begin Task material

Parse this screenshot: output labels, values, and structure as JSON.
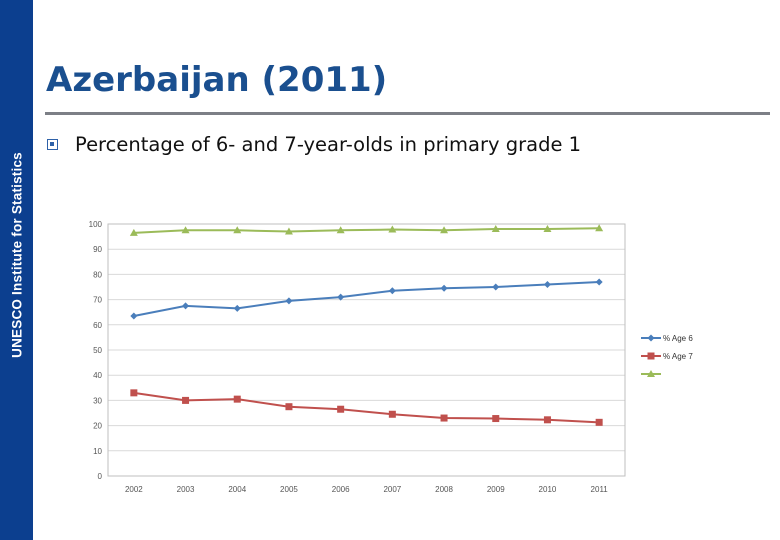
{
  "sidebar": {
    "label": "UNESCO Institute for Statistics",
    "color": "#0c3f8f"
  },
  "slide": {
    "title": "Azerbaijan (2011)",
    "bullet": "Percentage of 6- and 7-year-olds in primary grade 1"
  },
  "chart_data": {
    "type": "line",
    "categories": [
      "2002",
      "2003",
      "2004",
      "2005",
      "2006",
      "2007",
      "2008",
      "2009",
      "2010",
      "2011"
    ],
    "series": [
      {
        "name": "% Age 6",
        "color": "#4a7ebb",
        "marker": "diamond",
        "values": [
          63.5,
          67.5,
          66.5,
          69.5,
          71,
          73.5,
          74.5,
          75,
          76,
          77
        ]
      },
      {
        "name": "% Age 7",
        "color": "#c0504d",
        "marker": "square",
        "values": [
          33,
          30,
          30.5,
          27.5,
          26.5,
          24.5,
          23,
          22.8,
          22.3,
          21.3
        ]
      },
      {
        "name": "",
        "color": "#9bbb59",
        "marker": "triangle",
        "values": [
          96.5,
          97.5,
          97.5,
          97,
          97.5,
          97.8,
          97.5,
          98,
          98,
          98.3
        ]
      }
    ],
    "ylim": [
      0,
      100
    ],
    "yticks": [
      0,
      10,
      20,
      30,
      40,
      50,
      60,
      70,
      80,
      90,
      100
    ],
    "grid": true,
    "legend": "right"
  }
}
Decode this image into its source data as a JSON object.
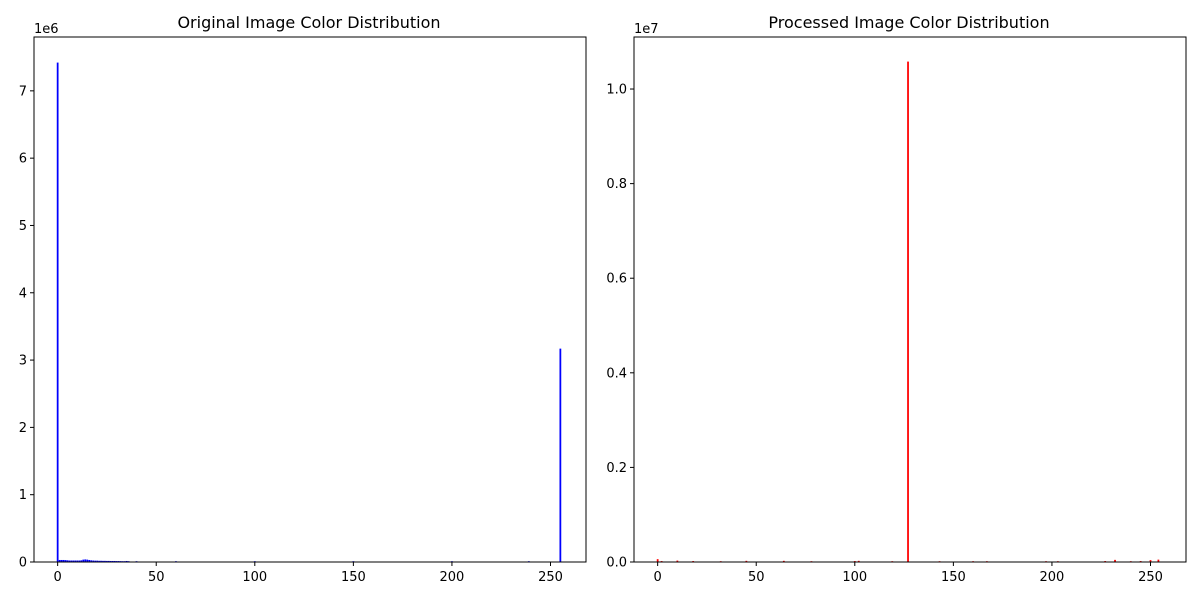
{
  "chart_data": [
    {
      "type": "bar",
      "title": "Original Image Color Distribution",
      "xlabel": "",
      "ylabel": "",
      "color": "#0000ff",
      "xlim": [
        -12,
        268
      ],
      "ylim": [
        0,
        7800000
      ],
      "xticks": [
        0,
        50,
        100,
        150,
        200,
        250
      ],
      "xtick_labels": [
        "0",
        "50",
        "100",
        "150",
        "200",
        "250"
      ],
      "yticks": [
        0,
        1000000,
        2000000,
        3000000,
        4000000,
        5000000,
        6000000,
        7000000
      ],
      "ytick_labels": [
        "0",
        "1",
        "2",
        "3",
        "4",
        "5",
        "6",
        "7"
      ],
      "offset_text": "1e6",
      "grid": false,
      "bars": [
        {
          "x": 0,
          "y": 7420000
        },
        {
          "x": 1,
          "y": 30000
        },
        {
          "x": 2,
          "y": 30000
        },
        {
          "x": 3,
          "y": 30000
        },
        {
          "x": 4,
          "y": 28000
        },
        {
          "x": 5,
          "y": 25000
        },
        {
          "x": 6,
          "y": 22000
        },
        {
          "x": 7,
          "y": 22000
        },
        {
          "x": 8,
          "y": 22000
        },
        {
          "x": 9,
          "y": 22000
        },
        {
          "x": 10,
          "y": 22000
        },
        {
          "x": 11,
          "y": 22000
        },
        {
          "x": 12,
          "y": 25000
        },
        {
          "x": 13,
          "y": 35000
        },
        {
          "x": 14,
          "y": 38000
        },
        {
          "x": 15,
          "y": 35000
        },
        {
          "x": 16,
          "y": 30000
        },
        {
          "x": 17,
          "y": 25000
        },
        {
          "x": 18,
          "y": 22000
        },
        {
          "x": 19,
          "y": 20000
        },
        {
          "x": 20,
          "y": 20000
        },
        {
          "x": 21,
          "y": 18000
        },
        {
          "x": 22,
          "y": 18000
        },
        {
          "x": 23,
          "y": 17000
        },
        {
          "x": 24,
          "y": 17000
        },
        {
          "x": 25,
          "y": 16000
        },
        {
          "x": 26,
          "y": 16000
        },
        {
          "x": 27,
          "y": 15000
        },
        {
          "x": 28,
          "y": 15000
        },
        {
          "x": 29,
          "y": 15000
        },
        {
          "x": 30,
          "y": 14000
        },
        {
          "x": 31,
          "y": 14000
        },
        {
          "x": 32,
          "y": 13000
        },
        {
          "x": 33,
          "y": 10000
        },
        {
          "x": 34,
          "y": 8000
        },
        {
          "x": 35,
          "y": 15000
        },
        {
          "x": 36,
          "y": 6000
        },
        {
          "x": 40,
          "y": 3000
        },
        {
          "x": 60,
          "y": 2000
        },
        {
          "x": 100,
          "y": 2000
        },
        {
          "x": 150,
          "y": 2000
        },
        {
          "x": 200,
          "y": 2000
        },
        {
          "x": 239,
          "y": 5000
        },
        {
          "x": 255,
          "y": 3170000
        }
      ]
    },
    {
      "type": "bar",
      "title": "Processed Image Color Distribution",
      "xlabel": "",
      "ylabel": "",
      "color": "#ff0000",
      "xlim": [
        -12,
        268
      ],
      "ylim": [
        0,
        11100000
      ],
      "xticks": [
        0,
        50,
        100,
        150,
        200,
        250
      ],
      "xtick_labels": [
        "0",
        "50",
        "100",
        "150",
        "200",
        "250"
      ],
      "yticks": [
        0,
        2000000,
        4000000,
        6000000,
        8000000,
        10000000
      ],
      "ytick_labels": [
        "0.0",
        "0.2",
        "0.4",
        "0.6",
        "0.8",
        "1.0"
      ],
      "offset_text": "1e7",
      "grid": false,
      "bars": [
        {
          "x": 0,
          "y": 60000
        },
        {
          "x": 2,
          "y": 20000
        },
        {
          "x": 10,
          "y": 30000
        },
        {
          "x": 18,
          "y": 20000
        },
        {
          "x": 32,
          "y": 15000
        },
        {
          "x": 45,
          "y": 25000
        },
        {
          "x": 64,
          "y": 25000
        },
        {
          "x": 78,
          "y": 15000
        },
        {
          "x": 100,
          "y": 20000
        },
        {
          "x": 102,
          "y": 25000
        },
        {
          "x": 119,
          "y": 15000
        },
        {
          "x": 127,
          "y": 10580000
        },
        {
          "x": 143,
          "y": 15000
        },
        {
          "x": 160,
          "y": 10000
        },
        {
          "x": 167,
          "y": 10000
        },
        {
          "x": 197,
          "y": 15000
        },
        {
          "x": 203,
          "y": 15000
        },
        {
          "x": 227,
          "y": 20000
        },
        {
          "x": 232,
          "y": 45000
        },
        {
          "x": 240,
          "y": 15000
        },
        {
          "x": 245,
          "y": 20000
        },
        {
          "x": 250,
          "y": 40000
        },
        {
          "x": 254,
          "y": 50000
        }
      ]
    }
  ]
}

end Task material

*Directive:*
Exclude the pictures and transcribe all of the entries exactly.

*Solution to the problem:*
Parse this screenshot: output labels, values, and structure as JSON.
{
  "sidebar": {
    "label": "UNESCO Institute for Statistics",
    "color": "#0c3f8f"
  },
  "slide": {
    "title": "Azerbaijan (2011)",
    "bullet": "Percentage of 6- and 7-year-olds in primary grade 1"
  },
  "chart_data": {
    "type": "line",
    "categories": [
      "2002",
      "2003",
      "2004",
      "2005",
      "2006",
      "2007",
      "2008",
      "2009",
      "2010",
      "2011"
    ],
    "series": [
      {
        "name": "% Age 6",
        "color": "#4a7ebb",
        "marker": "diamond",
        "values": [
          63.5,
          67.5,
          66.5,
          69.5,
          71,
          73.5,
          74.5,
          75,
          76,
          77
        ]
      },
      {
        "name": "% Age 7",
        "color": "#c0504d",
        "marker": "square",
        "values": [
          33,
          30,
          30.5,
          27.5,
          26.5,
          24.5,
          23,
          22.8,
          22.3,
          21.3
        ]
      },
      {
        "name": "",
        "color": "#9bbb59",
        "marker": "triangle",
        "values": [
          96.5,
          97.5,
          97.5,
          97,
          97.5,
          97.8,
          97.5,
          98,
          98,
          98.3
        ]
      }
    ],
    "ylim": [
      0,
      100
    ],
    "yticks": [
      0,
      10,
      20,
      30,
      40,
      50,
      60,
      70,
      80,
      90,
      100
    ],
    "grid": true,
    "legend": "right"
  }
}
Decode this image into its source data as a JSON object.
{
  "chart_data": [
    {
      "type": "bar",
      "title": "Original Image Color Distribution",
      "xlabel": "",
      "ylabel": "",
      "color": "#0000ff",
      "xlim": [
        -12,
        268
      ],
      "ylim": [
        0,
        7800000
      ],
      "xticks": [
        0,
        50,
        100,
        150,
        200,
        250
      ],
      "xtick_labels": [
        "0",
        "50",
        "100",
        "150",
        "200",
        "250"
      ],
      "yticks": [
        0,
        1000000,
        2000000,
        3000000,
        4000000,
        5000000,
        6000000,
        7000000
      ],
      "ytick_labels": [
        "0",
        "1",
        "2",
        "3",
        "4",
        "5",
        "6",
        "7"
      ],
      "offset_text": "1e6",
      "grid": false,
      "bars": [
        {
          "x": 0,
          "y": 7420000
        },
        {
          "x": 1,
          "y": 30000
        },
        {
          "x": 2,
          "y": 30000
        },
        {
          "x": 3,
          "y": 30000
        },
        {
          "x": 4,
          "y": 28000
        },
        {
          "x": 5,
          "y": 25000
        },
        {
          "x": 6,
          "y": 22000
        },
        {
          "x": 7,
          "y": 22000
        },
        {
          "x": 8,
          "y": 22000
        },
        {
          "x": 9,
          "y": 22000
        },
        {
          "x": 10,
          "y": 22000
        },
        {
          "x": 11,
          "y": 22000
        },
        {
          "x": 12,
          "y": 25000
        },
        {
          "x": 13,
          "y": 35000
        },
        {
          "x": 14,
          "y": 38000
        },
        {
          "x": 15,
          "y": 35000
        },
        {
          "x": 16,
          "y": 30000
        },
        {
          "x": 17,
          "y": 25000
        },
        {
          "x": 18,
          "y": 22000
        },
        {
          "x": 19,
          "y": 20000
        },
        {
          "x": 20,
          "y": 20000
        },
        {
          "x": 21,
          "y": 18000
        },
        {
          "x": 22,
          "y": 18000
        },
        {
          "x": 23,
          "y": 17000
        },
        {
          "x": 24,
          "y": 17000
        },
        {
          "x": 25,
          "y": 16000
        },
        {
          "x": 26,
          "y": 16000
        },
        {
          "x": 27,
          "y": 15000
        },
        {
          "x": 28,
          "y": 15000
        },
        {
          "x": 29,
          "y": 15000
        },
        {
          "x": 30,
          "y": 14000
        },
        {
          "x": 31,
          "y": 14000
        },
        {
          "x": 32,
          "y": 13000
        },
        {
          "x": 33,
          "y": 10000
        },
        {
          "x": 34,
          "y": 8000
        },
        {
          "x": 35,
          "y": 15000
        },
        {
          "x": 36,
          "y": 6000
        },
        {
          "x": 40,
          "y": 3000
        },
        {
          "x": 60,
          "y": 2000
        },
        {
          "x": 100,
          "y": 2000
        },
        {
          "x": 150,
          "y": 2000
        },
        {
          "x": 200,
          "y": 2000
        },
        {
          "x": 239,
          "y": 5000
        },
        {
          "x": 255,
          "y": 3170000
        }
      ]
    },
    {
      "type": "bar",
      "title": "Processed Image Color Distribution",
      "xlabel": "",
      "ylabel": "",
      "color": "#ff0000",
      "xlim": [
        -12,
        268
      ],
      "ylim": [
        0,
        11100000
      ],
      "xticks": [
        0,
        50,
        100,
        150,
        200,
        250
      ],
      "xtick_labels": [
        "0",
        "50",
        "100",
        "150",
        "200",
        "250"
      ],
      "yticks": [
        0,
        2000000,
        4000000,
        6000000,
        8000000,
        10000000
      ],
      "ytick_labels": [
        "0.0",
        "0.2",
        "0.4",
        "0.6",
        "0.8",
        "1.0"
      ],
      "offset_text": "1e7",
      "grid": false,
      "bars": [
        {
          "x": 0,
          "y": 60000
        },
        {
          "x": 2,
          "y": 20000
        },
        {
          "x": 10,
          "y": 30000
        },
        {
          "x": 18,
          "y": 20000
        },
        {
          "x": 32,
          "y": 15000
        },
        {
          "x": 45,
          "y": 25000
        },
        {
          "x": 64,
          "y": 25000
        },
        {
          "x": 78,
          "y": 15000
        },
        {
          "x": 100,
          "y": 20000
        },
        {
          "x": 102,
          "y": 25000
        },
        {
          "x": 119,
          "y": 15000
        },
        {
          "x": 127,
          "y": 10580000
        },
        {
          "x": 143,
          "y": 15000
        },
        {
          "x": 160,
          "y": 10000
        },
        {
          "x": 167,
          "y": 10000
        },
        {
          "x": 197,
          "y": 15000
        },
        {
          "x": 203,
          "y": 15000
        },
        {
          "x": 227,
          "y": 20000
        },
        {
          "x": 232,
          "y": 45000
        },
        {
          "x": 240,
          "y": 15000
        },
        {
          "x": 245,
          "y": 20000
        },
        {
          "x": 250,
          "y": 40000
        },
        {
          "x": 254,
          "y": 50000
        }
      ]
    }
  ]
}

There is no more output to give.